[Task] Search the material for the string "Radisson", then return every line where it is found.

Records from a dataset:

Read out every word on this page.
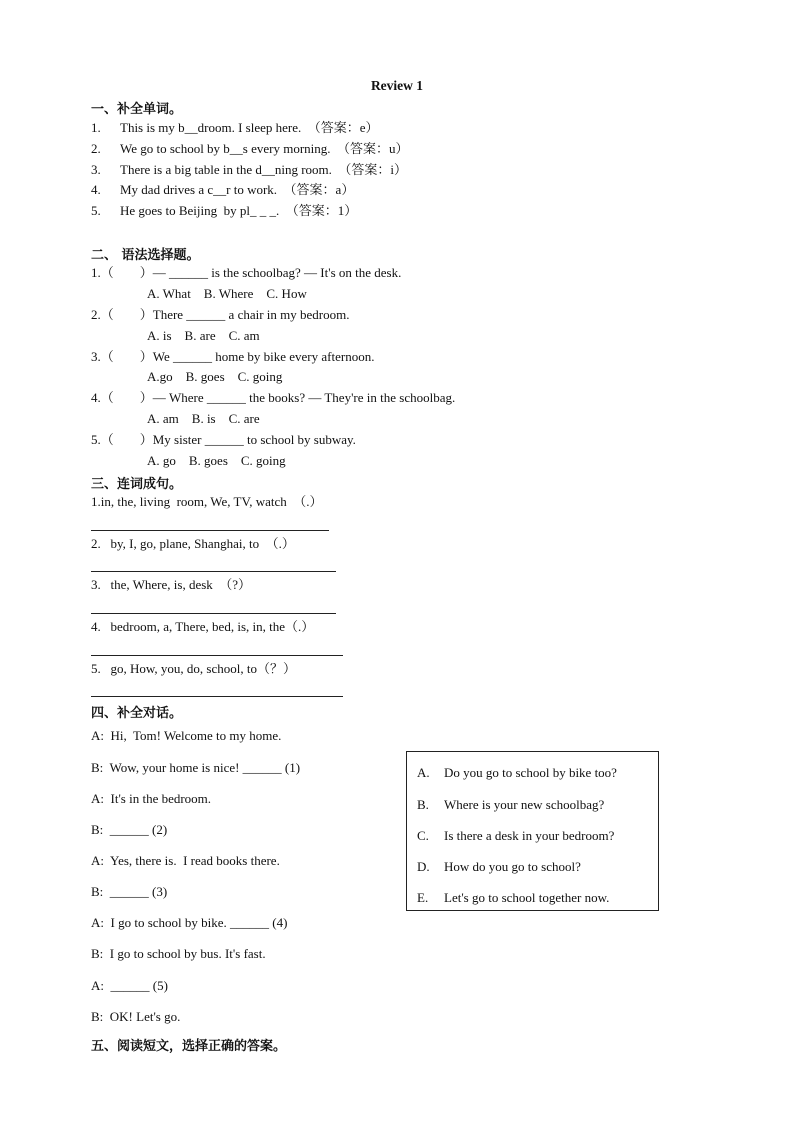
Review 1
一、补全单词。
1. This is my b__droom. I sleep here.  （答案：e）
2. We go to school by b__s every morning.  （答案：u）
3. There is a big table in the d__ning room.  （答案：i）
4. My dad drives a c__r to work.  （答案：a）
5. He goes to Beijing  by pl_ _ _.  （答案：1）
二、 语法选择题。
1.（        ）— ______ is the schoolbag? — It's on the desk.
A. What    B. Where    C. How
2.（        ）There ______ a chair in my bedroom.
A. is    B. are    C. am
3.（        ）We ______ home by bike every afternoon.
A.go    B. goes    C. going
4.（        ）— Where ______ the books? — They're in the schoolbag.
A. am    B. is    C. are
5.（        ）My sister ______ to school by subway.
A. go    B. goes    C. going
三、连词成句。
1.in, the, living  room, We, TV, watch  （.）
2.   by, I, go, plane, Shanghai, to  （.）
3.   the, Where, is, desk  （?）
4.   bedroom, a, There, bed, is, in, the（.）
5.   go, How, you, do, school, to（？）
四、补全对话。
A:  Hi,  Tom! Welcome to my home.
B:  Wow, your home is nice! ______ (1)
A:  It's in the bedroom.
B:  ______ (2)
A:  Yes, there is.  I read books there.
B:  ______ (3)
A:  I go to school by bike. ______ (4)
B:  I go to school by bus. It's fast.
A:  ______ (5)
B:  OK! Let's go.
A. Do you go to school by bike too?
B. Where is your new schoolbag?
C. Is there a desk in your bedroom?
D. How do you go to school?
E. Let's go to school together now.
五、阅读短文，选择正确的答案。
* * *
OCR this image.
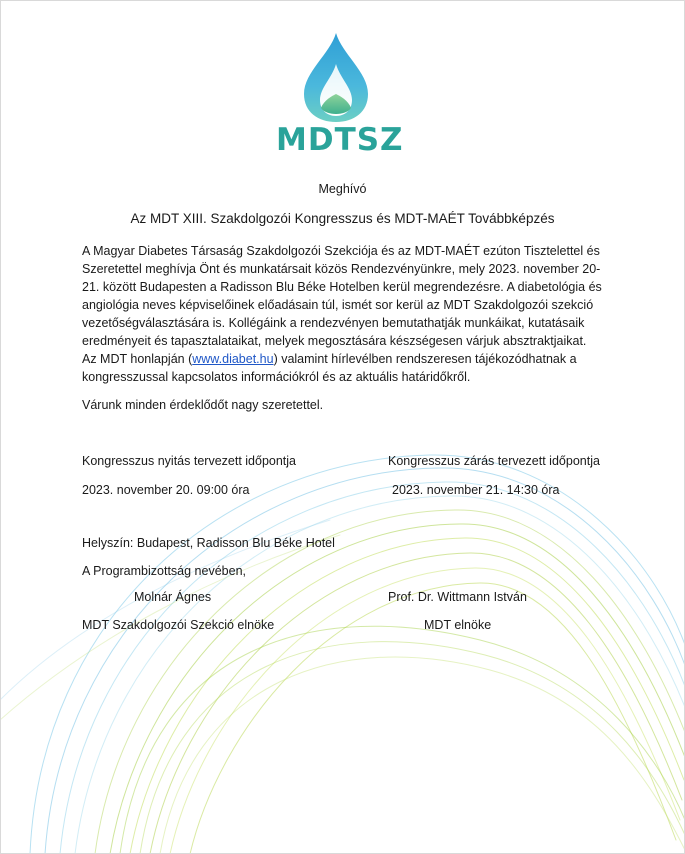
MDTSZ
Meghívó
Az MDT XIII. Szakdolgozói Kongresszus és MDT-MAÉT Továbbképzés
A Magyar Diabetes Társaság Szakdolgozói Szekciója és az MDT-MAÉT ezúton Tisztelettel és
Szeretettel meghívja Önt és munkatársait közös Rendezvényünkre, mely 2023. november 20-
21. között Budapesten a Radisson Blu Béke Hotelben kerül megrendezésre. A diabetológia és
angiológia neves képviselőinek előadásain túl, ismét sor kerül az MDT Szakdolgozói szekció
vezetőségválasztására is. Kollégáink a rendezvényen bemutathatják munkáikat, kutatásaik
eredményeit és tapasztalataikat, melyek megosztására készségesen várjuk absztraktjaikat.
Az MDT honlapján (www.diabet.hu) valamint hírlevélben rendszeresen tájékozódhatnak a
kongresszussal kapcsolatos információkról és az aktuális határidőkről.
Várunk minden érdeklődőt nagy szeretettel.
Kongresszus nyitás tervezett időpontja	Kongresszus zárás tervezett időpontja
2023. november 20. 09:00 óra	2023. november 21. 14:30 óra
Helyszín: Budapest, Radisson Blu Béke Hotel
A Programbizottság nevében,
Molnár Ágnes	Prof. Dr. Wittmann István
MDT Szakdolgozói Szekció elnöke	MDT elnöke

[Answer to the task]
21. között Budapesten a Radisson Blu Béke Hotelben kerül megrendezésre. A diabetológia és
Helyszín: Budapest, Radisson Blu Béke Hotel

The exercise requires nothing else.